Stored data
==*==
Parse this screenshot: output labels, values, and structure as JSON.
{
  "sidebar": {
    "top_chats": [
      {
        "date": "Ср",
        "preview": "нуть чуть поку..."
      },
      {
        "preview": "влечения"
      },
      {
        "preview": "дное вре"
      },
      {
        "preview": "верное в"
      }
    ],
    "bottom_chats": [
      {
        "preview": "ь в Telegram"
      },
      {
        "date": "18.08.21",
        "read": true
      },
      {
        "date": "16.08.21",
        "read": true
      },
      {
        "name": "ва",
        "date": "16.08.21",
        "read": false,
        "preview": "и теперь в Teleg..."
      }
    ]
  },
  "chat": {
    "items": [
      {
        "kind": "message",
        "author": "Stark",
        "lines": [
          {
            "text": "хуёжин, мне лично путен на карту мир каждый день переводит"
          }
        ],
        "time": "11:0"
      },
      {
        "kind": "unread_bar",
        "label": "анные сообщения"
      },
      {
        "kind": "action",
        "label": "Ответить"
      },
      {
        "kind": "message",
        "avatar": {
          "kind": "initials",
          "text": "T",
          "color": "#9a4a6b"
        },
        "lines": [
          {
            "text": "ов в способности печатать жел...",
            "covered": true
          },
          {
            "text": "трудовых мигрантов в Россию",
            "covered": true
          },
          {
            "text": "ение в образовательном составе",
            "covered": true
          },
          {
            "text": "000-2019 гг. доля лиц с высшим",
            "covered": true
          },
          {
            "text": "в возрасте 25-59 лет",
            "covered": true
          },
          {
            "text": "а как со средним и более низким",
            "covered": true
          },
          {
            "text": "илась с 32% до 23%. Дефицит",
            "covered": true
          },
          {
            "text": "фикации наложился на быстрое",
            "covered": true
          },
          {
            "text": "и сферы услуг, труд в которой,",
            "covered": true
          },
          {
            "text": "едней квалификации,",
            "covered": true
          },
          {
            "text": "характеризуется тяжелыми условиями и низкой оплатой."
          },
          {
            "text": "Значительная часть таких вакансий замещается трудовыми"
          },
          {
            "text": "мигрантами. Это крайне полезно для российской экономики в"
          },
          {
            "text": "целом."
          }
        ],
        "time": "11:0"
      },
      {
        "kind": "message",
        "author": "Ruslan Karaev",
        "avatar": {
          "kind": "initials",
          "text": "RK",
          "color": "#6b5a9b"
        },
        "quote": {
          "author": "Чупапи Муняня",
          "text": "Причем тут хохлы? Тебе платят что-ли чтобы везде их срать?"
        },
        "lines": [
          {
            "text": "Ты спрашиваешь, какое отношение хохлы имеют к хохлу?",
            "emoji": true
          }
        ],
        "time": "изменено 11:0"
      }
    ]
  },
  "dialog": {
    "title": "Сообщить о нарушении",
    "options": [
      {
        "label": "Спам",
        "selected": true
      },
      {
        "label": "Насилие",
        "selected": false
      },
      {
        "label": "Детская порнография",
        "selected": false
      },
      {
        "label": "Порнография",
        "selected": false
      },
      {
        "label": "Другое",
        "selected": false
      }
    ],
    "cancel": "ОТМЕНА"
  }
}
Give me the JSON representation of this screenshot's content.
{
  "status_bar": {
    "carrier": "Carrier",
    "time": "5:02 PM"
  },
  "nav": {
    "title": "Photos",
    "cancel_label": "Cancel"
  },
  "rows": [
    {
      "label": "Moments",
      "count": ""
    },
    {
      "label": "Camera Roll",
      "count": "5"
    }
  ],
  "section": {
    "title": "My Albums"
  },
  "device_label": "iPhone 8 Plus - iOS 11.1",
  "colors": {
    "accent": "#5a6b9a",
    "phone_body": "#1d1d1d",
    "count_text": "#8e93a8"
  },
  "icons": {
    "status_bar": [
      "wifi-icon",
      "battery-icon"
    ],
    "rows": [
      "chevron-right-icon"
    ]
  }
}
==*==
What the task asks
Output all of the data again. Match it exactly.

The output
Parse this screenshot: output labels, values, and structure as JSON.
{
  "sidebar": {
    "top_chats": [
      {
        "date": "Ср",
        "preview": "нуть чуть поку..."
      },
      {
        "preview": "влечения"
      },
      {
        "preview": "дное вре"
      },
      {
        "preview": "верное в"
      }
    ],
    "bottom_chats": [
      {
        "preview": "ь в Telegram"
      },
      {
        "date": "18.08.21",
        "read": true
      },
      {
        "date": "16.08.21",
        "read": true
      },
      {
        "name": "ва",
        "date": "16.08.21",
        "read": false,
        "preview": "и теперь в Teleg..."
      }
    ]
  },
  "chat": {
    "items": [
      {
        "kind": "message",
        "author": "Stark",
        "lines": [
          {
            "text": "хуёжин, мне лично путен на карту мир каждый день переводит"
          }
        ],
        "time": "11:0"
      },
      {
        "kind": "unread_bar",
        "label": "анные сообщения"
      },
      {
        "kind": "action",
        "label": "Ответить"
      },
      {
        "kind": "message",
        "avatar": {
          "kind": "initials",
          "text": "T",
          "color": "#9a4a6b"
        },
        "lines": [
          {
            "text": "ов в способности печатать жел...",
            "covered": true
          },
          {
            "text": "трудовых мигрантов в Россию",
            "covered": true
          },
          {
            "text": "ение в образовательном составе",
            "covered": true
          },
          {
            "text": "000-2019 гг. доля лиц с высшим",
            "covered": true
          },
          {
            "text": "в возрасте 25-59 лет",
            "covered": true
          },
          {
            "text": "а как со средним и более низким",
            "covered": true
          },
          {
            "text": "илась с 32% до 23%. Дефицит",
            "covered": true
          },
          {
            "text": "фикации наложился на быстрое",
            "covered": true
          },
          {
            "text": "и сферы услуг, труд в которой,",
            "covered": true
          },
          {
            "text": "едней квалификации,",
            "covered": true
          },
          {
            "text": "характеризуется тяжелыми условиями и низкой оплатой."
          },
          {
            "text": "Значительная часть таких вакансий замещается трудовыми"
          },
          {
            "text": "мигрантами. Это крайне полезно для российской экономики в"
          },
          {
            "text": "целом."
          }
        ],
        "time": "11:0"
      },
      {
        "kind": "message",
        "author": "Ruslan Karaev",
        "avatar": {
          "kind": "initials",
          "text": "RK",
          "color": "#6b5a9b"
        },
        "quote": {
          "author": "Чупапи Муняня",
          "text": "Причем тут хохлы? Тебе платят что-ли чтобы везде их срать?"
        },
        "lines": [
          {
            "text": "Ты спрашиваешь, какое отношение хохлы имеют к хохлу?",
            "emoji": true
          }
        ],
        "time": "изменено 11:0"
      }
    ]
  },
  "dialog": {
    "title": "Сообщить о нарушении",
    "options": [
      {
        "label": "Спам",
        "selected": true
      },
      {
        "label": "Насилие",
        "selected": false
      },
      {
        "label": "Детская порнография",
        "selected": false
      },
      {
        "label": "Порнография",
        "selected": false
      },
      {
        "label": "Другое",
        "selected": false
      }
    ],
    "cancel": "ОТМЕНА"
  }
}
Give me the JSON representation of this screenshot's content.
{
  "status_bar": {
    "carrier": "Carrier",
    "time": "5:02 PM"
  },
  "nav": {
    "title": "Photos",
    "cancel_label": "Cancel"
  },
  "rows": [
    {
      "label": "Moments",
      "count": ""
    },
    {
      "label": "Camera Roll",
      "count": "5"
    }
  ],
  "section": {
    "title": "My Albums"
  },
  "device_label": "iPhone 8 Plus - iOS 11.1",
  "colors": {
    "accent": "#5a6b9a",
    "phone_body": "#1d1d1d",
    "count_text": "#8e93a8"
  },
  "icons": {
    "status_bar": [
      "wifi-icon",
      "battery-icon"
    ],
    "rows": [
      "chevron-right-icon"
    ]
  }
}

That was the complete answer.